- WHAT THE TASK REQUIRES:
The records are to be restated in their entirety, word for word.

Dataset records
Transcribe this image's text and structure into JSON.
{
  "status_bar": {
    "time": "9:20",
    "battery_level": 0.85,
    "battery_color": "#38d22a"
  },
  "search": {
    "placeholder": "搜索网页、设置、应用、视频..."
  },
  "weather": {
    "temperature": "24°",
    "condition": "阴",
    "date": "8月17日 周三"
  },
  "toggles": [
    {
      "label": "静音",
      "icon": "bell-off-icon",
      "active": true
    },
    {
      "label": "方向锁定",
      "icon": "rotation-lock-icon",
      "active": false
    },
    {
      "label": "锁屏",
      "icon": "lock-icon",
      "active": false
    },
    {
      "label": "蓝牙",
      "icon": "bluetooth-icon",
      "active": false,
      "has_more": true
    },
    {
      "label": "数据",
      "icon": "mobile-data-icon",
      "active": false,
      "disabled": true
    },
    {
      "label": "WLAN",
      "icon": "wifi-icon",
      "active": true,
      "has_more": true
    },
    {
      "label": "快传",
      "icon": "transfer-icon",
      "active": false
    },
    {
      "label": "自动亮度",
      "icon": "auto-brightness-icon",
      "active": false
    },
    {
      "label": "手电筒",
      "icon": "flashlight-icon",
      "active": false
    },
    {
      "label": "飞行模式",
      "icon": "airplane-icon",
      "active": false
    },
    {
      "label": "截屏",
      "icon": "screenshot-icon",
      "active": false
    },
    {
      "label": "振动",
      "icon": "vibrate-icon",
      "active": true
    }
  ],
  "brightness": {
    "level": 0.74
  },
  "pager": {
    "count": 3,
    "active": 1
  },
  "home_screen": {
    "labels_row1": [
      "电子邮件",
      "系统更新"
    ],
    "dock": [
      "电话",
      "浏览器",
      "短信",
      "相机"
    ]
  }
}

- RESULT OF THE EXERCISE:
Transcribe this image's text and structure into JSON.
{
  "status_bar": {
    "time": "9:20",
    "battery_level": 0.85,
    "battery_color": "#38d22a"
  },
  "search": {
    "placeholder": "搜索网页、设置、应用、视频..."
  },
  "weather": {
    "temperature": "24°",
    "condition": "阴",
    "date": "8月17日 周三"
  },
  "toggles": [
    {
      "label": "静音",
      "icon": "bell-off-icon",
      "active": true
    },
    {
      "label": "方向锁定",
      "icon": "rotation-lock-icon",
      "active": false
    },
    {
      "label": "锁屏",
      "icon": "lock-icon",
      "active": false
    },
    {
      "label": "蓝牙",
      "icon": "bluetooth-icon",
      "active": false,
      "has_more": true
    },
    {
      "label": "数据",
      "icon": "mobile-data-icon",
      "active": false,
      "disabled": true
    },
    {
      "label": "WLAN",
      "icon": "wifi-icon",
      "active": true,
      "has_more": true
    },
    {
      "label": "快传",
      "icon": "transfer-icon",
      "active": false
    },
    {
      "label": "自动亮度",
      "icon": "auto-brightness-icon",
      "active": false
    },
    {
      "label": "手电筒",
      "icon": "flashlight-icon",
      "active": false
    },
    {
      "label": "飞行模式",
      "icon": "airplane-icon",
      "active": false
    },
    {
      "label": "截屏",
      "icon": "screenshot-icon",
      "active": false
    },
    {
      "label": "振动",
      "icon": "vibrate-icon",
      "active": true
    }
  ],
  "brightness": {
    "level": 0.74
  },
  "pager": {
    "count": 3,
    "active": 1
  },
  "home_screen": {
    "labels_row1": [
      "电子邮件",
      "系统更新"
    ],
    "dock": [
      "电话",
      "浏览器",
      "短信",
      "相机"
    ]
  }
}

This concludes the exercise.